-- begin Given records --

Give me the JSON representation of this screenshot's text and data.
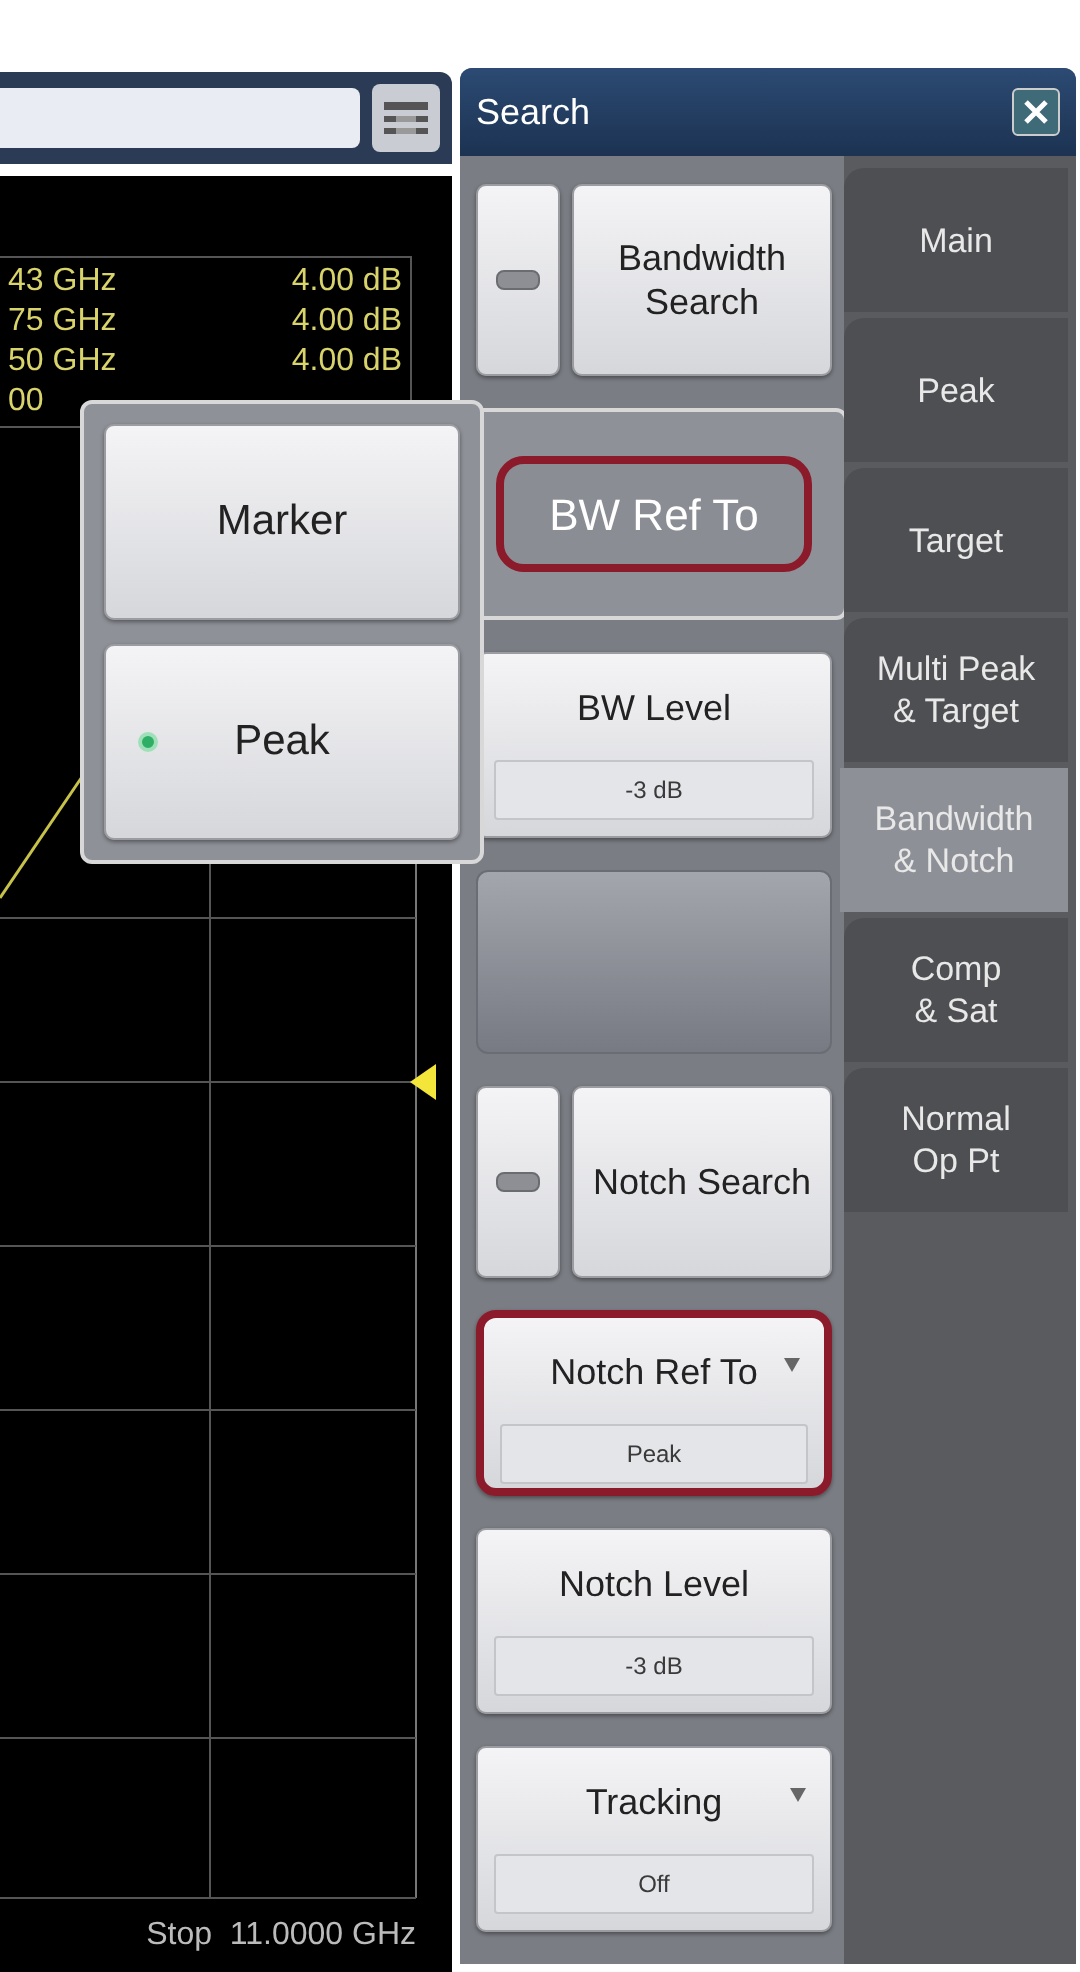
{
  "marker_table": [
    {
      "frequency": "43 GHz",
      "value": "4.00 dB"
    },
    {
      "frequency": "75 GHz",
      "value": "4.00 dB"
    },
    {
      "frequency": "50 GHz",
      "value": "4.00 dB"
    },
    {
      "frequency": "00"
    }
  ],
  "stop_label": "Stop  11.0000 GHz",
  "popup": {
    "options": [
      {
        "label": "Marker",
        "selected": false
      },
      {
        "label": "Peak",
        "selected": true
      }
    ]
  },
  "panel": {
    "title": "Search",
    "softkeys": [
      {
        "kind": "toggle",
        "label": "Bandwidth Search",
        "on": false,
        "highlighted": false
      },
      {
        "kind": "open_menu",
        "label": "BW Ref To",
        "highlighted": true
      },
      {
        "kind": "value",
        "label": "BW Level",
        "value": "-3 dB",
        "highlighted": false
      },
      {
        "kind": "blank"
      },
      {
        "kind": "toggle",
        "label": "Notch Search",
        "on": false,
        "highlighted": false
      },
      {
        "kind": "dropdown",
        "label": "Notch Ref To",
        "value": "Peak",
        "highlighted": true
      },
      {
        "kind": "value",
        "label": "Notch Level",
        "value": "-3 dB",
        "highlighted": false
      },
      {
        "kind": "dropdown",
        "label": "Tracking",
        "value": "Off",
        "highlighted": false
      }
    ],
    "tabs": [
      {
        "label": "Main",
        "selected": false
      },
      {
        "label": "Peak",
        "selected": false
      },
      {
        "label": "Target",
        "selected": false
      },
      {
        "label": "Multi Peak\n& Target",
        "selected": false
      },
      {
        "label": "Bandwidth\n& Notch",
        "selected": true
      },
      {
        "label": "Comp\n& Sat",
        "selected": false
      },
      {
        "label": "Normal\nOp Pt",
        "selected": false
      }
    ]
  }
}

-- end Given records --

Every line is to be duplicated exactly, though pictures stay out.

Give me the JSON representation of this screenshot's text and data.
{
  "marker_table": [
    {
      "frequency": "43 GHz",
      "value": "4.00 dB"
    },
    {
      "frequency": "75 GHz",
      "value": "4.00 dB"
    },
    {
      "frequency": "50 GHz",
      "value": "4.00 dB"
    },
    {
      "frequency": "00"
    }
  ],
  "stop_label": "Stop  11.0000 GHz",
  "popup": {
    "options": [
      {
        "label": "Marker",
        "selected": false
      },
      {
        "label": "Peak",
        "selected": true
      }
    ]
  },
  "panel": {
    "title": "Search",
    "softkeys": [
      {
        "kind": "toggle",
        "label": "Bandwidth Search",
        "on": false,
        "highlighted": false
      },
      {
        "kind": "open_menu",
        "label": "BW Ref To",
        "highlighted": true
      },
      {
        "kind": "value",
        "label": "BW Level",
        "value": "-3 dB",
        "highlighted": false
      },
      {
        "kind": "blank"
      },
      {
        "kind": "toggle",
        "label": "Notch Search",
        "on": false,
        "highlighted": false
      },
      {
        "kind": "dropdown",
        "label": "Notch Ref To",
        "value": "Peak",
        "highlighted": true
      },
      {
        "kind": "value",
        "label": "Notch Level",
        "value": "-3 dB",
        "highlighted": false
      },
      {
        "kind": "dropdown",
        "label": "Tracking",
        "value": "Off",
        "highlighted": false
      }
    ],
    "tabs": [
      {
        "label": "Main",
        "selected": false
      },
      {
        "label": "Peak",
        "selected": false
      },
      {
        "label": "Target",
        "selected": false
      },
      {
        "label": "Multi Peak\n& Target",
        "selected": false
      },
      {
        "label": "Bandwidth\n& Notch",
        "selected": true
      },
      {
        "label": "Comp\n& Sat",
        "selected": false
      },
      {
        "label": "Normal\nOp Pt",
        "selected": false
      }
    ]
  }
}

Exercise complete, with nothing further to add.